Stored records
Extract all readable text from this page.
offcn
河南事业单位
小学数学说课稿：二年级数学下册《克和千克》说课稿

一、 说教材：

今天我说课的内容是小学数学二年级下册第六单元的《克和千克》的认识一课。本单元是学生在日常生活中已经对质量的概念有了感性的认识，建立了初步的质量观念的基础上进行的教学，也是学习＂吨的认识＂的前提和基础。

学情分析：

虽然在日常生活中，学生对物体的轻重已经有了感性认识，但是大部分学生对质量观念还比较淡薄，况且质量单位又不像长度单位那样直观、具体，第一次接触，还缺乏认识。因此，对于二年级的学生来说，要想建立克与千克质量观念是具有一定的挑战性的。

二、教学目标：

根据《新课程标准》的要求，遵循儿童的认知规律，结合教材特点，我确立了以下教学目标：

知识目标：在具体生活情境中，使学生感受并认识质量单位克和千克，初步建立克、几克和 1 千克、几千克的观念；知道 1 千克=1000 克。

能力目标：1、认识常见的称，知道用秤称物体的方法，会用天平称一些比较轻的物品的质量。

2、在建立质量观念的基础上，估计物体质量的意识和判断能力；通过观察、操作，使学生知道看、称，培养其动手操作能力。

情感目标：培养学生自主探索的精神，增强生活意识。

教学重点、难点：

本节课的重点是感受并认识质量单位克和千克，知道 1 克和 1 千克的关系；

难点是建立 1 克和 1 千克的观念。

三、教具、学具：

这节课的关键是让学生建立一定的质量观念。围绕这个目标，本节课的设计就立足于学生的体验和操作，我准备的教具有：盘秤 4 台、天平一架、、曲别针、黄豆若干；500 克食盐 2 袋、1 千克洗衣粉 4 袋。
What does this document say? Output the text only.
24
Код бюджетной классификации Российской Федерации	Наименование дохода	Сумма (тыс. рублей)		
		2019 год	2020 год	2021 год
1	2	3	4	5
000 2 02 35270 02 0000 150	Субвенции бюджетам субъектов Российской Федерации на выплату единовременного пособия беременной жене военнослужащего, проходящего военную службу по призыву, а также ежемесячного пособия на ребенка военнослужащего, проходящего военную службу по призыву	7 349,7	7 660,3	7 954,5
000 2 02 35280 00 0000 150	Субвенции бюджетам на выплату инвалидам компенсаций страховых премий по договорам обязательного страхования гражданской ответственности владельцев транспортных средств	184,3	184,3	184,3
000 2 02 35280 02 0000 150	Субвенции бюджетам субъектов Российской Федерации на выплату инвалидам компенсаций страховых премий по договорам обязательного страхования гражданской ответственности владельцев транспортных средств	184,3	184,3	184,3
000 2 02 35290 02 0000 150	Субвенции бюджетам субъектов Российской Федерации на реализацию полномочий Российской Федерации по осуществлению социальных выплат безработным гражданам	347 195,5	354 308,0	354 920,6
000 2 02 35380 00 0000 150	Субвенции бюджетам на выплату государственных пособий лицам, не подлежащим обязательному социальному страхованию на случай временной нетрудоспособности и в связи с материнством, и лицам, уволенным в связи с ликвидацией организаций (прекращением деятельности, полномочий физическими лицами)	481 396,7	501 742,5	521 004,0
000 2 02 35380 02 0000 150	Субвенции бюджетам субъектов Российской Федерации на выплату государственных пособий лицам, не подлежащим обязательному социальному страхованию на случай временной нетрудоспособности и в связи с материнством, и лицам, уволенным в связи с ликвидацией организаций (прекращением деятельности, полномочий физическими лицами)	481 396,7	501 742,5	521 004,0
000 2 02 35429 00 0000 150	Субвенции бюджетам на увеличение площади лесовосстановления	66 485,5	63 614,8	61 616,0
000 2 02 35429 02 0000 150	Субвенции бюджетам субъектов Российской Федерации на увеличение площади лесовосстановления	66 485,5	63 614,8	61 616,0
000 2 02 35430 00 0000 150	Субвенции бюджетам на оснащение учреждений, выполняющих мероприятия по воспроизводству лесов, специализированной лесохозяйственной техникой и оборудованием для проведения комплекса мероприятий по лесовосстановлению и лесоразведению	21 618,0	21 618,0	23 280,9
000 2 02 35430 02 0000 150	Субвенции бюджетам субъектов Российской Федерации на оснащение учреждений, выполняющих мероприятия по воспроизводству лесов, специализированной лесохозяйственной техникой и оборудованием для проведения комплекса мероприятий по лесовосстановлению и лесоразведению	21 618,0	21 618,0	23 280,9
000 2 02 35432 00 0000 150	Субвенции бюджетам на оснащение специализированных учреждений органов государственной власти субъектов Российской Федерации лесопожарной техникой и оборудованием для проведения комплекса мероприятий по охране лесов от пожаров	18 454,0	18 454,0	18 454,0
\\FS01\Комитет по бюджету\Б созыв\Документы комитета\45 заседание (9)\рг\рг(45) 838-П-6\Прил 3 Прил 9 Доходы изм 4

■ **Exercise directions**
Give the entries once more, exactly as they appear.

■ **Answer to the problem**
Extract all readable text from this page.
offcn
河南事业单位
小学数学说课稿：二年级数学下册《克和千克》说课稿

一、 说教材：

今天我说课的内容是小学数学二年级下册第六单元的《克和千克》的认识一课。本单元是学生在日常生活中已经对质量的概念有了感性的认识，建立了初步的质量观念的基础上进行的教学，也是学习＂吨的认识＂的前提和基础。

学情分析：

虽然在日常生活中，学生对物体的轻重已经有了感性认识，但是大部分学生对质量观念还比较淡薄，况且质量单位又不像长度单位那样直观、具体，第一次接触，还缺乏认识。因此，对于二年级的学生来说，要想建立克与千克质量观念是具有一定的挑战性的。

二、教学目标：

根据《新课程标准》的要求，遵循儿童的认知规律，结合教材特点，我确立了以下教学目标：

知识目标：在具体生活情境中，使学生感受并认识质量单位克和千克，初步建立克、几克和 1 千克、几千克的观念；知道 1 千克=1000 克。

能力目标：1、认识常见的称，知道用秤称物体的方法，会用天平称一些比较轻的物品的质量。

2、在建立质量观念的基础上，估计物体质量的意识和判断能力；通过观察、操作，使学生知道看、称，培养其动手操作能力。

情感目标：培养学生自主探索的精神，增强生活意识。

教学重点、难点：

本节课的重点是感受并认识质量单位克和千克，知道 1 克和 1 千克的关系；

难点是建立 1 克和 1 千克的观念。

三、教具、学具：

这节课的关键是让学生建立一定的质量观念。围绕这个目标，本节课的设计就立足于学生的体验和操作，我准备的教具有：盘秤 4 台、天平一架、、曲别针、黄豆若干；500 克食盐 2 袋、1 千克洗衣粉 4 袋。
What does this document say? Output the text only.
24
Код бюджетной классификации Российской Федерации	Наименование дохода	Сумма (тыс. рублей)		
		2019 год	2020 год	2021 год
1	2	3	4	5
000 2 02 35270 02 0000 150	Субвенции бюджетам субъектов Российской Федерации на выплату единовременного пособия беременной жене военнослужащего, проходящего военную службу по призыву, а также ежемесячного пособия на ребенка военнослужащего, проходящего военную службу по призыву	7 349,7	7 660,3	7 954,5
000 2 02 35280 00 0000 150	Субвенции бюджетам на выплату инвалидам компенсаций страховых премий по договорам обязательного страхования гражданской ответственности владельцев транспортных средств	184,3	184,3	184,3
000 2 02 35280 02 0000 150	Субвенции бюджетам субъектов Российской Федерации на выплату инвалидам компенсаций страховых премий по договорам обязательного страхования гражданской ответственности владельцев транспортных средств	184,3	184,3	184,3
000 2 02 35290 02 0000 150	Субвенции бюджетам субъектов Российской Федерации на реализацию полномочий Российской Федерации по осуществлению социальных выплат безработным гражданам	347 195,5	354 308,0	354 920,6
000 2 02 35380 00 0000 150	Субвенции бюджетам на выплату государственных пособий лицам, не подлежащим обязательному социальному страхованию на случай временной нетрудоспособности и в связи с материнством, и лицам, уволенным в связи с ликвидацией организаций (прекращением деятельности, полномочий физическими лицами)	481 396,7	501 742,5	521 004,0
000 2 02 35380 02 0000 150	Субвенции бюджетам субъектов Российской Федерации на выплату государственных пособий лицам, не подлежащим обязательному социальному страхованию на случай временной нетрудоспособности и в связи с материнством, и лицам, уволенным в связи с ликвидацией организаций (прекращением деятельности, полномочий физическими лицами)	481 396,7	501 742,5	521 004,0
000 2 02 35429 00 0000 150	Субвенции бюджетам на увеличение площади лесовосстановления	66 485,5	63 614,8	61 616,0
000 2 02 35429 02 0000 150	Субвенции бюджетам субъектов Российской Федерации на увеличение площади лесовосстановления	66 485,5	63 614,8	61 616,0
000 2 02 35430 00 0000 150	Субвенции бюджетам на оснащение учреждений, выполняющих мероприятия по воспроизводству лесов, специализированной лесохозяйственной техникой и оборудованием для проведения комплекса мероприятий по лесовосстановлению и лесоразведению	21 618,0	21 618,0	23 280,9
000 2 02 35430 02 0000 150	Субвенции бюджетам субъектов Российской Федерации на оснащение учреждений, выполняющих мероприятия по воспроизводству лесов, специализированной лесохозяйственной техникой и оборудованием для проведения комплекса мероприятий по лесовосстановлению и лесоразведению	21 618,0	21 618,0	23 280,9
000 2 02 35432 00 0000 150	Субвенции бюджетам на оснащение специализированных учреждений органов государственной власти субъектов Российской Федерации лесопожарной техникой и оборудованием для проведения комплекса мероприятий по охране лесов от пожаров	18 454,0	18 454,0	18 454,0
\\FS01\Комитет по бюджету\Б созыв\Документы комитета\45 заседание (9)\рг\рг(45) 838-П-6\Прил 3 Прил 9 Доходы изм 4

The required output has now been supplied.